━━━━━ Data supplied ━━━━━

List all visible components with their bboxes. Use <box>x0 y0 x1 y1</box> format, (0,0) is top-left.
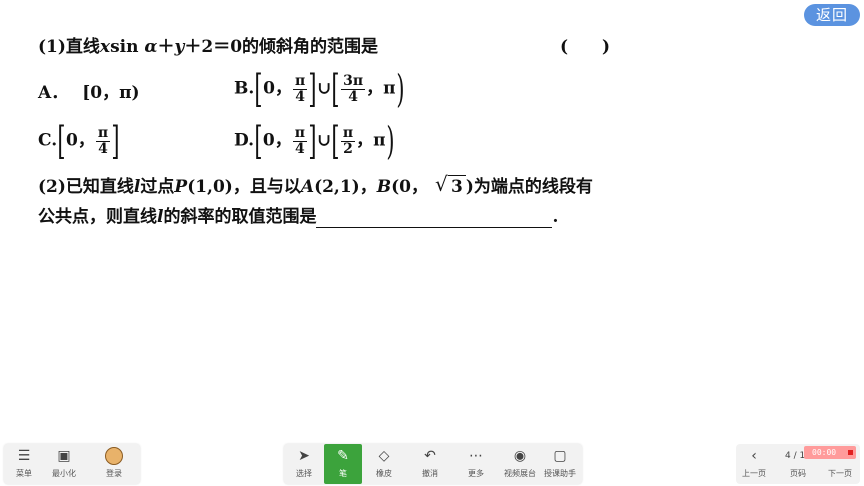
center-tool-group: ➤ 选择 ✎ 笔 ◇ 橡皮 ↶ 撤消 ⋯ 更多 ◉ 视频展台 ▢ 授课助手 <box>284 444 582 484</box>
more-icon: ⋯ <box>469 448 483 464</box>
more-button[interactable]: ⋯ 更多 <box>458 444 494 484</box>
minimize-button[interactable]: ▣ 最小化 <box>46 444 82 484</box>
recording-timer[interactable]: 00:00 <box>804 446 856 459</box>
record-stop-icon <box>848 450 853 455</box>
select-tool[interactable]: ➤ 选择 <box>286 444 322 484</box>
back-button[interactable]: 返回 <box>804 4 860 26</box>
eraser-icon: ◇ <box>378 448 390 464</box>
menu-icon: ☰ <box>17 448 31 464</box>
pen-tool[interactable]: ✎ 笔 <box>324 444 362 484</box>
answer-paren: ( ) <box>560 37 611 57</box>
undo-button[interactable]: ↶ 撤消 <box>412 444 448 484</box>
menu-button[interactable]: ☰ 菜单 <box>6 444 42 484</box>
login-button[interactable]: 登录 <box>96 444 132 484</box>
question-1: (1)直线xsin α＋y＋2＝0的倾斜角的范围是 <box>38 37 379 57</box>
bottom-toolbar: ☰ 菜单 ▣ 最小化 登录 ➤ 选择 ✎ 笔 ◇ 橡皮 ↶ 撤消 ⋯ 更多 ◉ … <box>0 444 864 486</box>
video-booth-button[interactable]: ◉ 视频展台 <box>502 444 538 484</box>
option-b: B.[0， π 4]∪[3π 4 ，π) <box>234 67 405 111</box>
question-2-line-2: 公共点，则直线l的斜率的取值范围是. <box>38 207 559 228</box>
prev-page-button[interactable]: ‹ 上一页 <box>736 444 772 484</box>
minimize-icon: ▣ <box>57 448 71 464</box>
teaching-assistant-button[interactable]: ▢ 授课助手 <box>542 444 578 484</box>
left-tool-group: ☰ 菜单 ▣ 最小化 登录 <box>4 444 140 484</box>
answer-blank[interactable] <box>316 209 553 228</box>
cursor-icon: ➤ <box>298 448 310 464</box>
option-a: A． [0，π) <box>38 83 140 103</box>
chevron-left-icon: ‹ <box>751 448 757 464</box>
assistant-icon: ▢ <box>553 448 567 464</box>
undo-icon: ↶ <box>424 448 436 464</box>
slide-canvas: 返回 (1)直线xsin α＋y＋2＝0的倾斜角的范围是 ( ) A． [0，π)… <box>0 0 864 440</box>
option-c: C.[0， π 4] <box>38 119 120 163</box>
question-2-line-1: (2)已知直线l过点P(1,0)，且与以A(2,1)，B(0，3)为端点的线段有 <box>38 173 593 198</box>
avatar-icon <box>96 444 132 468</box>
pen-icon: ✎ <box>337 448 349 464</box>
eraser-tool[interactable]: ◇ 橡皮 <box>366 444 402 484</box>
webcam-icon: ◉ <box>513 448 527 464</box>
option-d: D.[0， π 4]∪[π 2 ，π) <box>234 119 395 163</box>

━━━━━

The request: Switch every "interactable" in the records to "clickable", leaving all else unchanged, and give the records back without the pictures.

The answer:
List all visible components with their bboxes. Use <box>x0 y0 x1 y1</box> format, (0,0) is top-left.
center-tool-group: ➤ 选择 ✎ 笔 ◇ 橡皮 ↶ 撤消 ⋯ 更多 ◉ 视频展台 ▢ 授课助手 <box>284 444 582 484</box>
more-icon: ⋯ <box>469 448 483 464</box>
more-button[clickable]: ⋯ 更多 <box>458 444 494 484</box>
minimize-button[clickable]: ▣ 最小化 <box>46 444 82 484</box>
recording-timer[clickable]: 00:00 <box>804 446 856 459</box>
record-stop-icon <box>848 450 853 455</box>
select-tool[clickable]: ➤ 选择 <box>286 444 322 484</box>
back-button[clickable]: 返回 <box>804 4 860 26</box>
eraser-icon: ◇ <box>378 448 390 464</box>
menu-icon: ☰ <box>17 448 31 464</box>
pen-tool[clickable]: ✎ 笔 <box>324 444 362 484</box>
answer-paren: ( ) <box>560 37 611 57</box>
undo-button[clickable]: ↶ 撤消 <box>412 444 448 484</box>
menu-button[clickable]: ☰ 菜单 <box>6 444 42 484</box>
login-button[clickable]: 登录 <box>96 444 132 484</box>
question-1: (1)直线xsin α＋y＋2＝0的倾斜角的范围是 <box>38 37 379 57</box>
bottom-toolbar: ☰ 菜单 ▣ 最小化 登录 ➤ 选择 ✎ 笔 ◇ 橡皮 ↶ 撤消 ⋯ 更多 ◉ … <box>0 444 864 486</box>
video-booth-button[clickable]: ◉ 视频展台 <box>502 444 538 484</box>
option-b: B.[0， π 4]∪[3π 4 ，π) <box>234 67 405 111</box>
question-2-line-2: 公共点，则直线l的斜率的取值范围是. <box>38 207 559 228</box>
prev-page-button[clickable]: ‹ 上一页 <box>736 444 772 484</box>
minimize-icon: ▣ <box>57 448 71 464</box>
teaching-assistant-button[clickable]: ▢ 授课助手 <box>542 444 578 484</box>
left-tool-group: ☰ 菜单 ▣ 最小化 登录 <box>4 444 140 484</box>
answer-blank[clickable] <box>316 209 553 228</box>
cursor-icon: ➤ <box>298 448 310 464</box>
option-a: A． [0，π) <box>38 83 140 103</box>
chevron-left-icon: ‹ <box>751 448 757 464</box>
assistant-icon: ▢ <box>553 448 567 464</box>
undo-icon: ↶ <box>424 448 436 464</box>
slide-canvas: 返回 (1)直线xsin α＋y＋2＝0的倾斜角的范围是 ( ) A． [0，π)… <box>0 0 864 440</box>
option-c: C.[0， π 4] <box>38 119 120 163</box>
question-2-line-1: (2)已知直线l过点P(1,0)，且与以A(2,1)，B(0，3)为端点的线段有 <box>38 173 593 198</box>
avatar-icon <box>96 444 132 468</box>
pen-icon: ✎ <box>337 448 349 464</box>
eraser-tool[clickable]: ◇ 橡皮 <box>366 444 402 484</box>
webcam-icon: ◉ <box>513 448 527 464</box>
option-d: D.[0， π 4]∪[π 2 ，π) <box>234 119 395 163</box>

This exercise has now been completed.